* WHAT YOU SHOULD DO
Wherever the string "岩壑幽美" appears in the listing, copy that line.

* Data entries
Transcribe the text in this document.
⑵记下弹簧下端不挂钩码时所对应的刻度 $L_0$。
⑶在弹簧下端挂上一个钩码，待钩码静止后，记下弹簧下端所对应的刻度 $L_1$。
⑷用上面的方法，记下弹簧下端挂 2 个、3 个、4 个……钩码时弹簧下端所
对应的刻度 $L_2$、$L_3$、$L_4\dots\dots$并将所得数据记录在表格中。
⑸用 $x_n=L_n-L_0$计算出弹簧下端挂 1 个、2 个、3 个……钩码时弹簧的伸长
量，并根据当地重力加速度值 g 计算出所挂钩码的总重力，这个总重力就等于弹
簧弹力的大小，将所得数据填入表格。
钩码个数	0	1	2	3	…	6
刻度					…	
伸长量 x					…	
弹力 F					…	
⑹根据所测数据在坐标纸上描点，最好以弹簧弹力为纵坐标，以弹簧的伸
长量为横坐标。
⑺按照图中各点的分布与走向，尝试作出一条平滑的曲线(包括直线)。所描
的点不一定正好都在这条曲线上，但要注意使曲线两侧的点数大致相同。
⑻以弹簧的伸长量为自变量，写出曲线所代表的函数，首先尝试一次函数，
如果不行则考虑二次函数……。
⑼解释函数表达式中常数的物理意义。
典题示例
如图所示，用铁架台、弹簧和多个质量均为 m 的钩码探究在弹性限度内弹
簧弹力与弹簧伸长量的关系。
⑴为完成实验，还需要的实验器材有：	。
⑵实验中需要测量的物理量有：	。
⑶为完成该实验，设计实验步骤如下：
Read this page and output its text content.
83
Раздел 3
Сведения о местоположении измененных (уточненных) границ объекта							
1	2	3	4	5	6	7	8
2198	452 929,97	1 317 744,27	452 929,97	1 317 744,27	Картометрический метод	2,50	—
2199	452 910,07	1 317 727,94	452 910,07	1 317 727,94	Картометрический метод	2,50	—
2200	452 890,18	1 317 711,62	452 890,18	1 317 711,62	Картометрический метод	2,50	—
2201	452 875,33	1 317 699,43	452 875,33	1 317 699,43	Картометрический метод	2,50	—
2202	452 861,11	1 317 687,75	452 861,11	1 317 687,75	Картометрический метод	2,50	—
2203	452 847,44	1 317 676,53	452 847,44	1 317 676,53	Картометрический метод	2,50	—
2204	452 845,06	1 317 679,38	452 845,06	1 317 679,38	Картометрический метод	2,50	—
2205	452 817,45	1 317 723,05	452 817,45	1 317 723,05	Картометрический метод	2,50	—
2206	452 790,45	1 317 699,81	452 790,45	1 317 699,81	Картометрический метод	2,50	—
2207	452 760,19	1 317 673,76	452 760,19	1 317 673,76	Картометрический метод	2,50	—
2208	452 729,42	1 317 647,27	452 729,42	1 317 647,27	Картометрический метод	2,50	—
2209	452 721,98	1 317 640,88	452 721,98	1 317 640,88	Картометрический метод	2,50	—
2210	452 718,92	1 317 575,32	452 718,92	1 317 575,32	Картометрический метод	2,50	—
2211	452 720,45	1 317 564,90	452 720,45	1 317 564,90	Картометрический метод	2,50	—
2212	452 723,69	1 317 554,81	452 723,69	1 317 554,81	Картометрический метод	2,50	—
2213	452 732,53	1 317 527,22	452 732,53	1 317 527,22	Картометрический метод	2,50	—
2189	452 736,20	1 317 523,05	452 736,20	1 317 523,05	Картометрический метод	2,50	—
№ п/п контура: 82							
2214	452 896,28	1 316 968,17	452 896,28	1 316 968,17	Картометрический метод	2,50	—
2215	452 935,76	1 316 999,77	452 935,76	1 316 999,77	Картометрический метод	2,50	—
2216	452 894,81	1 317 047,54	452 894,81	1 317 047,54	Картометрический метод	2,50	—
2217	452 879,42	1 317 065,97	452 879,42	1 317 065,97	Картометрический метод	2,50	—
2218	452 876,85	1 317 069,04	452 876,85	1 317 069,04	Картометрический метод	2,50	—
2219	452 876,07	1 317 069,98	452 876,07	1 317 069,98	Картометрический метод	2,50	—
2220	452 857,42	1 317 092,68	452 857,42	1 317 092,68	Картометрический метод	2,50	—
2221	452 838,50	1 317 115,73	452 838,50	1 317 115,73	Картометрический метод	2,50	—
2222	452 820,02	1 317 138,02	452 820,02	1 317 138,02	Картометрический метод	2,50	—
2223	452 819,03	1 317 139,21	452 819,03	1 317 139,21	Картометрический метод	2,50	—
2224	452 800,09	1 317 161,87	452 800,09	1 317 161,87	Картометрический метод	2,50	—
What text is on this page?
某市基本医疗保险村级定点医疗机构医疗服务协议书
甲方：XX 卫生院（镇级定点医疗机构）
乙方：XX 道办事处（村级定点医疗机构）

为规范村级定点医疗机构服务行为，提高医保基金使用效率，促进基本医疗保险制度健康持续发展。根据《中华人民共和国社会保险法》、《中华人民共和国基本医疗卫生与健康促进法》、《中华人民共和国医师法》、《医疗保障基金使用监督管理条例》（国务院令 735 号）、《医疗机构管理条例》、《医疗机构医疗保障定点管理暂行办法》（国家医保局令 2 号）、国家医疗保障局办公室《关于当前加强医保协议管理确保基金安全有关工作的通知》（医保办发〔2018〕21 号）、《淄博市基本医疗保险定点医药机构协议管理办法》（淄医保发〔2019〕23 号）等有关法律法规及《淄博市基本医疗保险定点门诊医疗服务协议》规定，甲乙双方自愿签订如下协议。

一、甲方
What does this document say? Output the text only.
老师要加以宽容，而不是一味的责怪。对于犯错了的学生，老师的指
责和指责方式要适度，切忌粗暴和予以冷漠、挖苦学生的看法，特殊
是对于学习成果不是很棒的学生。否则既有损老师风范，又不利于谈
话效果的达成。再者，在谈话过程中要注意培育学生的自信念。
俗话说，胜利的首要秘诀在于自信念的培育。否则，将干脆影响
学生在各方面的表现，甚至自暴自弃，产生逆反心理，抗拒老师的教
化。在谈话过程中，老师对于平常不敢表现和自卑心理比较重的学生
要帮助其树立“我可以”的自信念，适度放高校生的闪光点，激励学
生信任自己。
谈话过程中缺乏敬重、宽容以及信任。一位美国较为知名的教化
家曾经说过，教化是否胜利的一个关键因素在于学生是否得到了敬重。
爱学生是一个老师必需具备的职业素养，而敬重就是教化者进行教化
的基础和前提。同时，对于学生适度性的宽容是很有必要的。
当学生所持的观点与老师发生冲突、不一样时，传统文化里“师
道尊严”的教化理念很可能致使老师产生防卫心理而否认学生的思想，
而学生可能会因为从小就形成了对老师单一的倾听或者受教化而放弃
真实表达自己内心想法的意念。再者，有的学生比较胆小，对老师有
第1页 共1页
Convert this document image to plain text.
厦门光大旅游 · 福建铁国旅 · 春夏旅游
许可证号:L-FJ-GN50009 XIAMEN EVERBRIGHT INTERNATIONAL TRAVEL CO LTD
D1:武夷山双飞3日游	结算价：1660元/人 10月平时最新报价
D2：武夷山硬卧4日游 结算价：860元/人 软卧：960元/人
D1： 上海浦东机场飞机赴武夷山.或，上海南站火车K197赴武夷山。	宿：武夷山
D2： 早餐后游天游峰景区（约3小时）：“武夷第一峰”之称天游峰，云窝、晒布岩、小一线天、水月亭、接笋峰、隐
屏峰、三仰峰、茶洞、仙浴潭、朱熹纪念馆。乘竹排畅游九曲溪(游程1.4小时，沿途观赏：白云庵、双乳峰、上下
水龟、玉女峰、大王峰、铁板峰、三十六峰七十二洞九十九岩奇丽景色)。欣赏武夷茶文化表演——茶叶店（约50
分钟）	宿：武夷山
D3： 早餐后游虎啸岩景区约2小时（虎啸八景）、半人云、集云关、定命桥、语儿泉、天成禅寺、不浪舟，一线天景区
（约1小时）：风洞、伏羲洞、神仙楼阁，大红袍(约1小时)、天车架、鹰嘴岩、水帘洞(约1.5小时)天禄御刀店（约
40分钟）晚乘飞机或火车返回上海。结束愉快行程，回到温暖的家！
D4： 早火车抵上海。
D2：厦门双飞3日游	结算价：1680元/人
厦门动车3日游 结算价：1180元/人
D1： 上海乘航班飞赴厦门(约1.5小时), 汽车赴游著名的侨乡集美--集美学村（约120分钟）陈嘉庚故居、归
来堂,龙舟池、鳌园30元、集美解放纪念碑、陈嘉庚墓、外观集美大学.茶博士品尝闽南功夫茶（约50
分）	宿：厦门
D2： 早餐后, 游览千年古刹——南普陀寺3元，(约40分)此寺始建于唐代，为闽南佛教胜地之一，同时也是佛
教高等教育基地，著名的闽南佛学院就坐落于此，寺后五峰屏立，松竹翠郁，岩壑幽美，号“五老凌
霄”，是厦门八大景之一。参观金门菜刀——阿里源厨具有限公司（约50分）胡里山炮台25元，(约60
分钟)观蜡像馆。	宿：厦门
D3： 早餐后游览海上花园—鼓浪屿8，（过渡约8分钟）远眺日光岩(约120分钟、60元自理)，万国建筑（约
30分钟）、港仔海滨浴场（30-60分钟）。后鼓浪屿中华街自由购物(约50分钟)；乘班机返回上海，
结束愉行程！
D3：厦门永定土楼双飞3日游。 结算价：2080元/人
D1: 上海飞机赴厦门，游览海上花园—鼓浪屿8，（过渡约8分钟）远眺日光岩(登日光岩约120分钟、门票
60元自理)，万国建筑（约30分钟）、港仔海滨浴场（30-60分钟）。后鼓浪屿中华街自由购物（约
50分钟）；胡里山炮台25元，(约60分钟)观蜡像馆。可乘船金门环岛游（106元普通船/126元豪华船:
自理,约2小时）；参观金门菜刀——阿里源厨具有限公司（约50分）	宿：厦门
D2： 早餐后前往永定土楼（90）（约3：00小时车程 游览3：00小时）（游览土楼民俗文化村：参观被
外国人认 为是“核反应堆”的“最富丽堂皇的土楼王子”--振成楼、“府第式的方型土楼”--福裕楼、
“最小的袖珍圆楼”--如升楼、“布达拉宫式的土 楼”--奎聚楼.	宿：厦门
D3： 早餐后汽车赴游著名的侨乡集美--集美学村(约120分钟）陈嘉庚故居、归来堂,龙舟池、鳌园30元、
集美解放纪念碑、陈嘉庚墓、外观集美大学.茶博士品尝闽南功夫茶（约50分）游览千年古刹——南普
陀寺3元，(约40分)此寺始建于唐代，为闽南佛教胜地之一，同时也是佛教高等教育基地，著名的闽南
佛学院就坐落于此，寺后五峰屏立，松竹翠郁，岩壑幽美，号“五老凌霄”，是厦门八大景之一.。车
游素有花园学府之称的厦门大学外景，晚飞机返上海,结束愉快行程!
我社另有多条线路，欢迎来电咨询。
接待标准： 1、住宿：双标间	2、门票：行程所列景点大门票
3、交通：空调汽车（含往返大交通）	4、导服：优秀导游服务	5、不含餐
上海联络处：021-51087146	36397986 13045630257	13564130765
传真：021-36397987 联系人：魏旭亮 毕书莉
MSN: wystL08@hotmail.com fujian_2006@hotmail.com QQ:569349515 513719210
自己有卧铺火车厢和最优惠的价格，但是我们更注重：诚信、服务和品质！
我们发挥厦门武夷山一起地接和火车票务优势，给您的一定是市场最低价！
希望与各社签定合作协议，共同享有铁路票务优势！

* EXERCISE OUTPUT
教高等教育基地，著名的闽南佛学院就坐落于此，寺后五峰屏立，松竹翠郁，岩壑幽美，号“五老凌
佛学院就坐落于此，寺后五峰屏立，松竹翠郁，岩壑幽美，号“五老凌霄”，是厦门八大景之一.。车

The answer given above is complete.